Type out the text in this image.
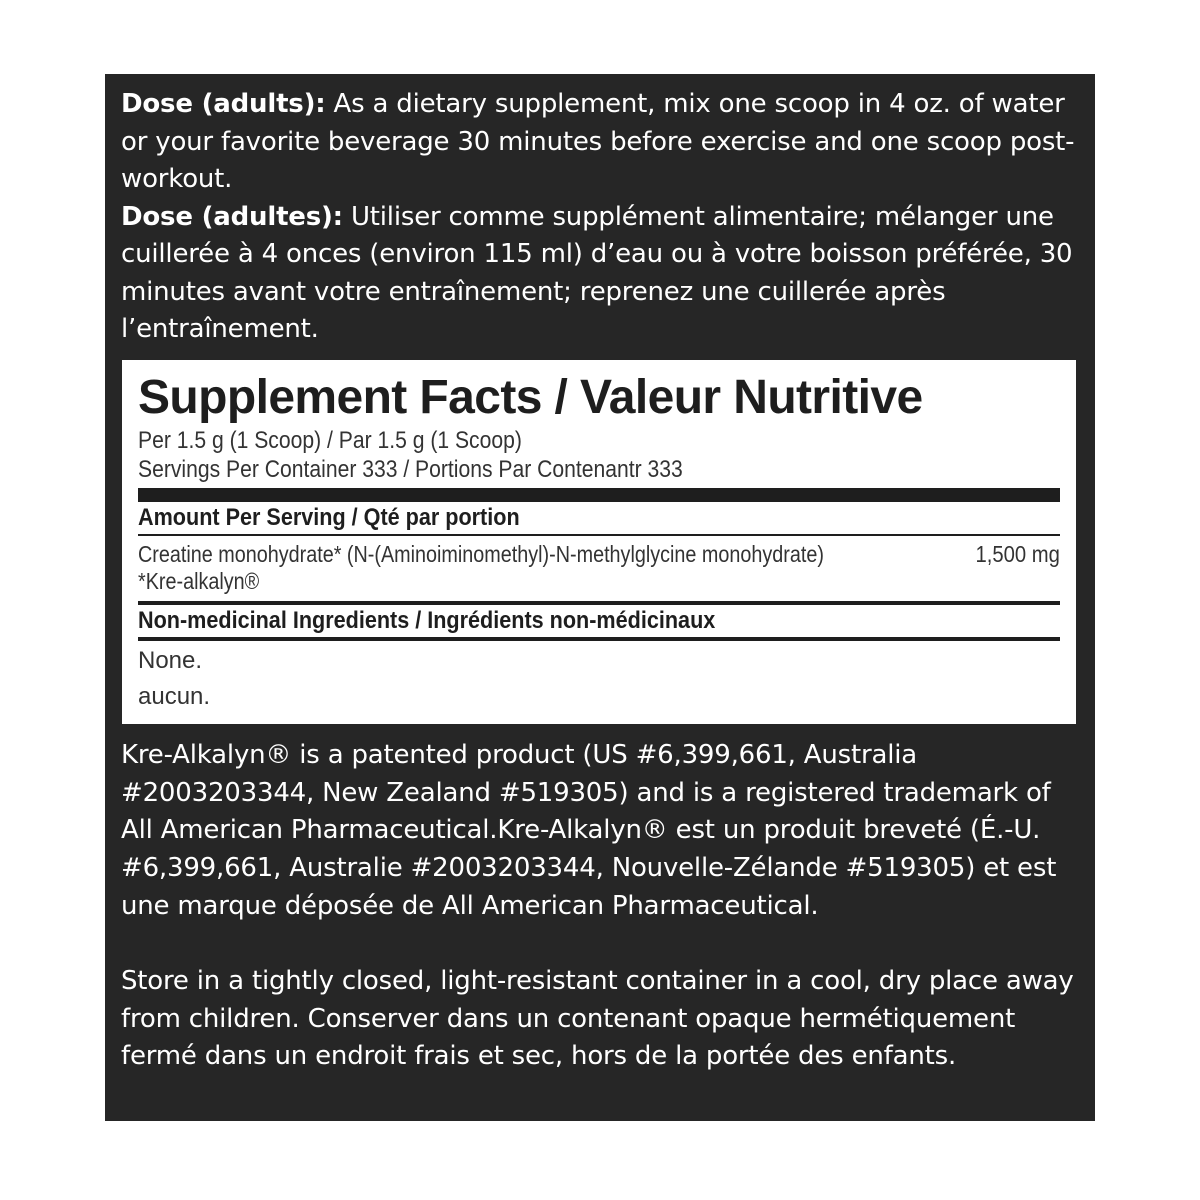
Dose (adults): As a dietary supplement, mix one scoop in 4 oz. of water or your favorite beverage 30 minutes before exercise and one scoop post-workout.

Dose (adultes): Utiliser comme supplément alimentaire; mélanger une cuillerée à 4 onces (environ 115 ml) d’eau ou à votre boisson préférée, 30 minutes avant votre entraînement; reprenez une cuillerée après l’entraînement.

Supplement Facts / Valeur Nutritive
Per 1.5 g (1 Scoop) / Par 1.5 g (1 Scoop)
Servings Per Container 333 / Portions Par Contenantr 333
Amount Per Serving / Qté par portion
Creatine monohydrate* (N-(Aminoiminomethyl)-N-methylglycine monohydrate)	1,500 mg
*Kre-alkalyn®
Non-medicinal Ingredients / Ingrédients non-médicinaux
None.
aucun.

Kre-Alkalyn® is a patented product (US #6,399,661, Australia #2003203344, New Zealand #519305) and is a registered trademark of All American Pharmaceutical.Kre-Alkalyn® est un produit breveté (É.-U. #6,399,661, Australie #2003203344, Nouvelle-Zélande #519305) et est une marque déposée de All American Pharmaceutical.

Store in a tightly closed, light-resistant container in a cool, dry place away from children. Conserver dans un contenant opaque hermétiquement fermé dans un endroit frais et sec, hors de la portée des enfants.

────────────────────────────────────────

### DIRECTIONS FOR THIS TASK
Pictures in the records above are left out; print everything else exactly as written.

### WRITTEN ANSWER
Type out the text in this image.
Dose (adults): As a dietary supplement, mix one scoop in 4 oz. of water or your favorite beverage 30 minutes before exercise and one scoop post-workout.

Dose (adultes): Utiliser comme supplément alimentaire; mélanger une cuillerée à 4 onces (environ 115 ml) d’eau ou à votre boisson préférée, 30 minutes avant votre entraînement; reprenez une cuillerée après l’entraînement.

Supplement Facts / Valeur Nutritive
Per 1.5 g (1 Scoop) / Par 1.5 g (1 Scoop)
Servings Per Container 333 / Portions Par Contenantr 333
Amount Per Serving / Qté par portion
Creatine monohydrate* (N-(Aminoiminomethyl)-N-methylglycine monohydrate)	1,500 mg
*Kre-alkalyn®
Non-medicinal Ingredients / Ingrédients non-médicinaux
None.
aucun.

Kre-Alkalyn® is a patented product (US #6,399,661, Australia #2003203344, New Zealand #519305) and is a registered trademark of All American Pharmaceutical.Kre-Alkalyn® est un produit breveté (É.-U. #6,399,661, Australie #2003203344, Nouvelle-Zélande #519305) et est une marque déposée de All American Pharmaceutical.

Store in a tightly closed, light-resistant container in a cool, dry place away from children. Conserver dans un contenant opaque hermétiquement fermé dans un endroit frais et sec, hors de la portée des enfants.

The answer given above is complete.